+++ TASK INPUT
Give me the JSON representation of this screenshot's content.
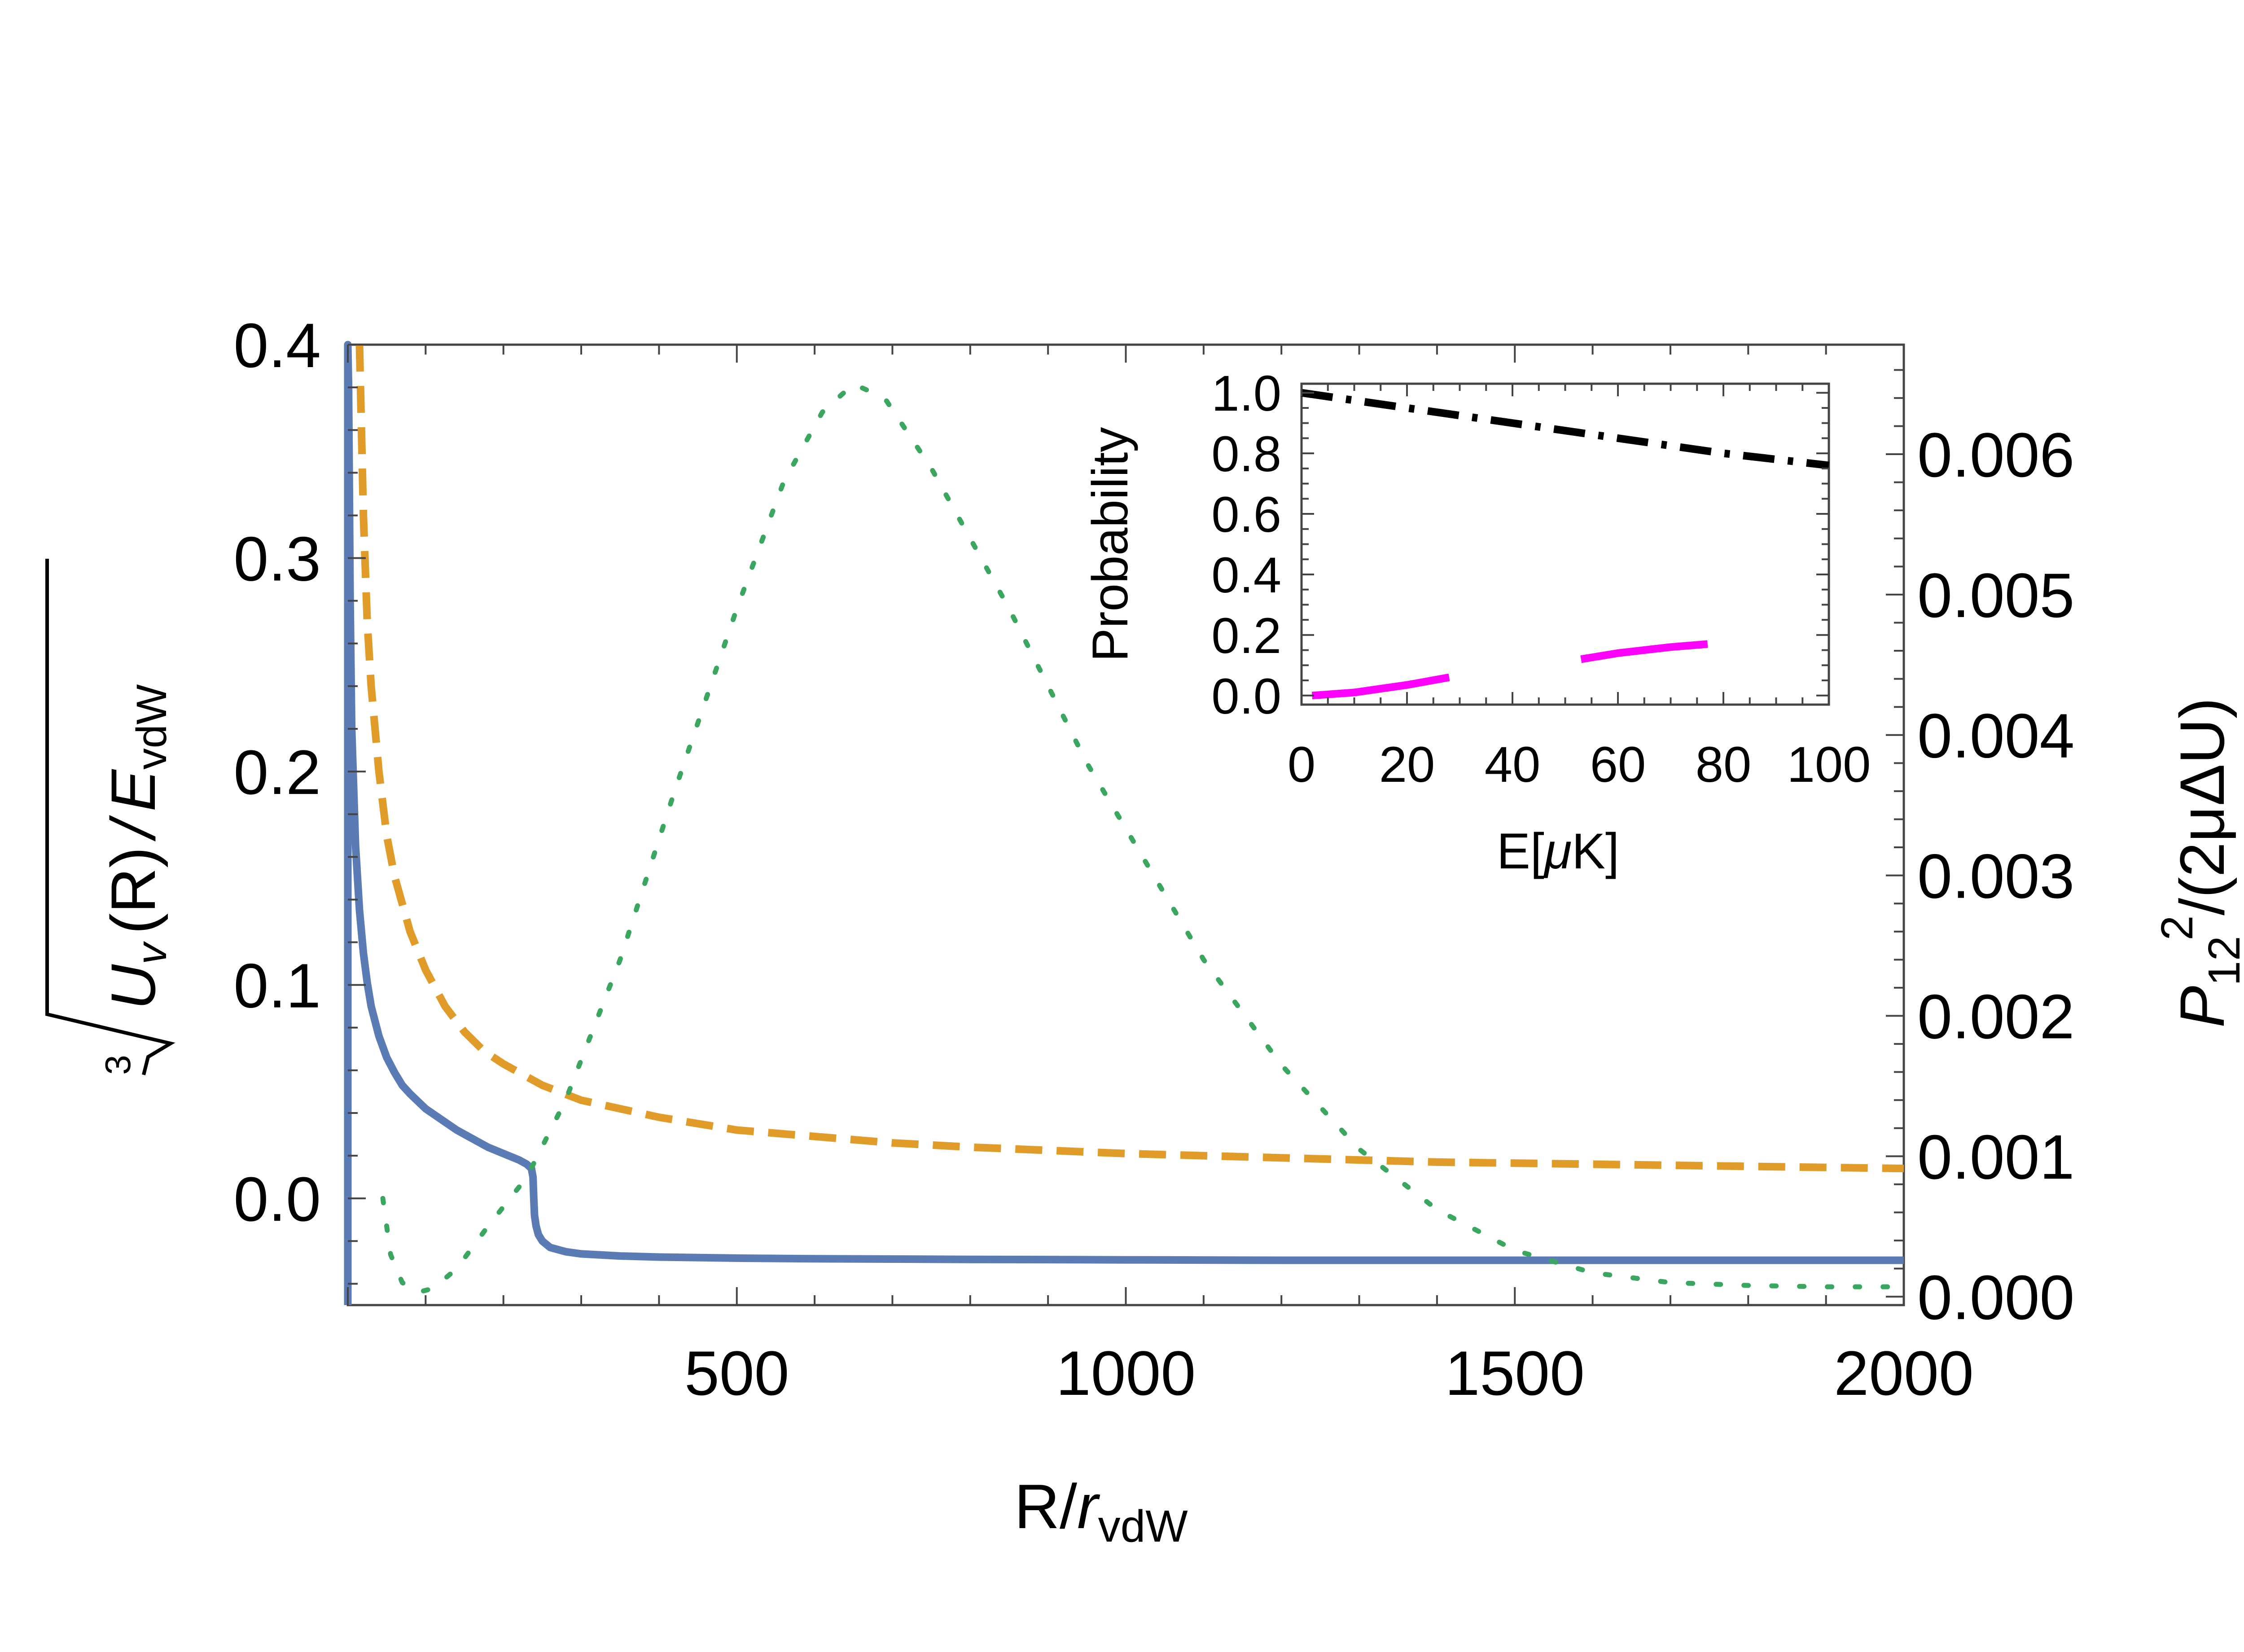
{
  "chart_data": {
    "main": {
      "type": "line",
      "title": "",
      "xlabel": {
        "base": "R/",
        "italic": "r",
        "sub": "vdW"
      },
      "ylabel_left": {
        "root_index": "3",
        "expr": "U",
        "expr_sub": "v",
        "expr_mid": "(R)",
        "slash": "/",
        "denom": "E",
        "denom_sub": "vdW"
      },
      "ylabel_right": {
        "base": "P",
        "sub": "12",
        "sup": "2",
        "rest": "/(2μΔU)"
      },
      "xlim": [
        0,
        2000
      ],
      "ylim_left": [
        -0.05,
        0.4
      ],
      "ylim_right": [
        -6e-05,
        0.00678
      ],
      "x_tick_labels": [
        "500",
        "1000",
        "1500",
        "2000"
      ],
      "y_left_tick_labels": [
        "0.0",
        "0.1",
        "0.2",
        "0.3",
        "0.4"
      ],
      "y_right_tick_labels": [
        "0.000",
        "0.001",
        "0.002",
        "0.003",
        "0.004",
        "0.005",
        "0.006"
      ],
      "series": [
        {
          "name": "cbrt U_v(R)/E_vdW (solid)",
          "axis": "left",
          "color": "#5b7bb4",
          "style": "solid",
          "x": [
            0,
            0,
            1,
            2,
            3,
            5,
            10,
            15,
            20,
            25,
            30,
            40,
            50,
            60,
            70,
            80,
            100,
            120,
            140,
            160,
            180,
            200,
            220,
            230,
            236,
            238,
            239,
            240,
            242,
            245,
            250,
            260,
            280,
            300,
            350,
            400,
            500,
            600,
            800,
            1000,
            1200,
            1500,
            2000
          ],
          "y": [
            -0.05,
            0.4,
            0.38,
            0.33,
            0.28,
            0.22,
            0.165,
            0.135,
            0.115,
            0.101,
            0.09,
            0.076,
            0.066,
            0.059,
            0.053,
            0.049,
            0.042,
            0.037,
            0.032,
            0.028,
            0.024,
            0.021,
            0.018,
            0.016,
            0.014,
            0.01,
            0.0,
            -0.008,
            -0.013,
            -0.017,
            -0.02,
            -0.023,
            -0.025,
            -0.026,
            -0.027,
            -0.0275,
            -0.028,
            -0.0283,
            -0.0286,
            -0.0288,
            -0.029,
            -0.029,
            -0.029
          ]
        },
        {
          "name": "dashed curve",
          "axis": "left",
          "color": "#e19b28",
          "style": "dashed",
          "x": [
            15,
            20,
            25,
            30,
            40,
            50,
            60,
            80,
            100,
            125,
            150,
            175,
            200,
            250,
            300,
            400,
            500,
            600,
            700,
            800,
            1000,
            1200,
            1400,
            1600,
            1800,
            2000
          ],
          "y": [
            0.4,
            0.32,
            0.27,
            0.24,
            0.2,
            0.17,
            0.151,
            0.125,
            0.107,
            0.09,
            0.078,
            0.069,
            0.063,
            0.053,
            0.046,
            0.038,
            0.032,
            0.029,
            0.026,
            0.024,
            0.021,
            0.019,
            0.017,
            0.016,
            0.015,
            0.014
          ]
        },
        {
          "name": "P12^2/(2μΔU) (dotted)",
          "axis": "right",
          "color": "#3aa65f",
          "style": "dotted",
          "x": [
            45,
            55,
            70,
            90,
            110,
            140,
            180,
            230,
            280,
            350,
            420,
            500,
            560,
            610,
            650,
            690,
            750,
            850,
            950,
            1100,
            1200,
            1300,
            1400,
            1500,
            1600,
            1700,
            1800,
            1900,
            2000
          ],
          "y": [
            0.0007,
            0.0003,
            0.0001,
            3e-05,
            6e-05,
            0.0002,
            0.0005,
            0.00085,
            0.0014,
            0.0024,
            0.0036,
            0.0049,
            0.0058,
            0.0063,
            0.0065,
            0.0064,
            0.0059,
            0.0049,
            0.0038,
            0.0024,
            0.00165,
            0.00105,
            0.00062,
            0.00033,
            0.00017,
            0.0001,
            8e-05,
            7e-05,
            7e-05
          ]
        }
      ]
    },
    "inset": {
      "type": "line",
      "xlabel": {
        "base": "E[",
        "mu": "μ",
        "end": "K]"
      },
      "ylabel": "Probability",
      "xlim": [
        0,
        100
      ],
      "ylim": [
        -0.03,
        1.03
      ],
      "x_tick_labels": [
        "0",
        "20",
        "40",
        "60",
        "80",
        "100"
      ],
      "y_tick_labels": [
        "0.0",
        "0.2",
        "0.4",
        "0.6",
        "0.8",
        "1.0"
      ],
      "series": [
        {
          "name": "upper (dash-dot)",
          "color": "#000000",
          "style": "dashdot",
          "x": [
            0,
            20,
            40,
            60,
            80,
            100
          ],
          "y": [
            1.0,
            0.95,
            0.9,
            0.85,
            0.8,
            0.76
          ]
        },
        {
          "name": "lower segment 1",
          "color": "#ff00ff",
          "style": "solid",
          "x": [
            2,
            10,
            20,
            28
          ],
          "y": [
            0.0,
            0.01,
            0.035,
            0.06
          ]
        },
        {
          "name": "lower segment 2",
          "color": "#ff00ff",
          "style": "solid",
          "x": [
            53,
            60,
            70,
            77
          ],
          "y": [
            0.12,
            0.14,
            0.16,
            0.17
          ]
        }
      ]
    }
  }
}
++++++
**WHAT THE TASK REQUIRES**: Copy every line of the data exactly as written, excluding the pictures.

**EXERCISE RESPONSE**:
Give me the JSON representation of this screenshot's content.
{
  "chart_data": {
    "main": {
      "type": "line",
      "title": "",
      "xlabel": {
        "base": "R/",
        "italic": "r",
        "sub": "vdW"
      },
      "ylabel_left": {
        "root_index": "3",
        "expr": "U",
        "expr_sub": "v",
        "expr_mid": "(R)",
        "slash": "/",
        "denom": "E",
        "denom_sub": "vdW"
      },
      "ylabel_right": {
        "base": "P",
        "sub": "12",
        "sup": "2",
        "rest": "/(2μΔU)"
      },
      "xlim": [
        0,
        2000
      ],
      "ylim_left": [
        -0.05,
        0.4
      ],
      "ylim_right": [
        -6e-05,
        0.00678
      ],
      "x_tick_labels": [
        "500",
        "1000",
        "1500",
        "2000"
      ],
      "y_left_tick_labels": [
        "0.0",
        "0.1",
        "0.2",
        "0.3",
        "0.4"
      ],
      "y_right_tick_labels": [
        "0.000",
        "0.001",
        "0.002",
        "0.003",
        "0.004",
        "0.005",
        "0.006"
      ],
      "series": [
        {
          "name": "cbrt U_v(R)/E_vdW (solid)",
          "axis": "left",
          "color": "#5b7bb4",
          "style": "solid",
          "x": [
            0,
            0,
            1,
            2,
            3,
            5,
            10,
            15,
            20,
            25,
            30,
            40,
            50,
            60,
            70,
            80,
            100,
            120,
            140,
            160,
            180,
            200,
            220,
            230,
            236,
            238,
            239,
            240,
            242,
            245,
            250,
            260,
            280,
            300,
            350,
            400,
            500,
            600,
            800,
            1000,
            1200,
            1500,
            2000
          ],
          "y": [
            -0.05,
            0.4,
            0.38,
            0.33,
            0.28,
            0.22,
            0.165,
            0.135,
            0.115,
            0.101,
            0.09,
            0.076,
            0.066,
            0.059,
            0.053,
            0.049,
            0.042,
            0.037,
            0.032,
            0.028,
            0.024,
            0.021,
            0.018,
            0.016,
            0.014,
            0.01,
            0.0,
            -0.008,
            -0.013,
            -0.017,
            -0.02,
            -0.023,
            -0.025,
            -0.026,
            -0.027,
            -0.0275,
            -0.028,
            -0.0283,
            -0.0286,
            -0.0288,
            -0.029,
            -0.029,
            -0.029
          ]
        },
        {
          "name": "dashed curve",
          "axis": "left",
          "color": "#e19b28",
          "style": "dashed",
          "x": [
            15,
            20,
            25,
            30,
            40,
            50,
            60,
            80,
            100,
            125,
            150,
            175,
            200,
            250,
            300,
            400,
            500,
            600,
            700,
            800,
            1000,
            1200,
            1400,
            1600,
            1800,
            2000
          ],
          "y": [
            0.4,
            0.32,
            0.27,
            0.24,
            0.2,
            0.17,
            0.151,
            0.125,
            0.107,
            0.09,
            0.078,
            0.069,
            0.063,
            0.053,
            0.046,
            0.038,
            0.032,
            0.029,
            0.026,
            0.024,
            0.021,
            0.019,
            0.017,
            0.016,
            0.015,
            0.014
          ]
        },
        {
          "name": "P12^2/(2μΔU) (dotted)",
          "axis": "right",
          "color": "#3aa65f",
          "style": "dotted",
          "x": [
            45,
            55,
            70,
            90,
            110,
            140,
            180,
            230,
            280,
            350,
            420,
            500,
            560,
            610,
            650,
            690,
            750,
            850,
            950,
            1100,
            1200,
            1300,
            1400,
            1500,
            1600,
            1700,
            1800,
            1900,
            2000
          ],
          "y": [
            0.0007,
            0.0003,
            0.0001,
            3e-05,
            6e-05,
            0.0002,
            0.0005,
            0.00085,
            0.0014,
            0.0024,
            0.0036,
            0.0049,
            0.0058,
            0.0063,
            0.0065,
            0.0064,
            0.0059,
            0.0049,
            0.0038,
            0.0024,
            0.00165,
            0.00105,
            0.00062,
            0.00033,
            0.00017,
            0.0001,
            8e-05,
            7e-05,
            7e-05
          ]
        }
      ]
    },
    "inset": {
      "type": "line",
      "xlabel": {
        "base": "E[",
        "mu": "μ",
        "end": "K]"
      },
      "ylabel": "Probability",
      "xlim": [
        0,
        100
      ],
      "ylim": [
        -0.03,
        1.03
      ],
      "x_tick_labels": [
        "0",
        "20",
        "40",
        "60",
        "80",
        "100"
      ],
      "y_tick_labels": [
        "0.0",
        "0.2",
        "0.4",
        "0.6",
        "0.8",
        "1.0"
      ],
      "series": [
        {
          "name": "upper (dash-dot)",
          "color": "#000000",
          "style": "dashdot",
          "x": [
            0,
            20,
            40,
            60,
            80,
            100
          ],
          "y": [
            1.0,
            0.95,
            0.9,
            0.85,
            0.8,
            0.76
          ]
        },
        {
          "name": "lower segment 1",
          "color": "#ff00ff",
          "style": "solid",
          "x": [
            2,
            10,
            20,
            28
          ],
          "y": [
            0.0,
            0.01,
            0.035,
            0.06
          ]
        },
        {
          "name": "lower segment 2",
          "color": "#ff00ff",
          "style": "solid",
          "x": [
            53,
            60,
            70,
            77
          ],
          "y": [
            0.12,
            0.14,
            0.16,
            0.17
          ]
        }
      ]
    }
  }
}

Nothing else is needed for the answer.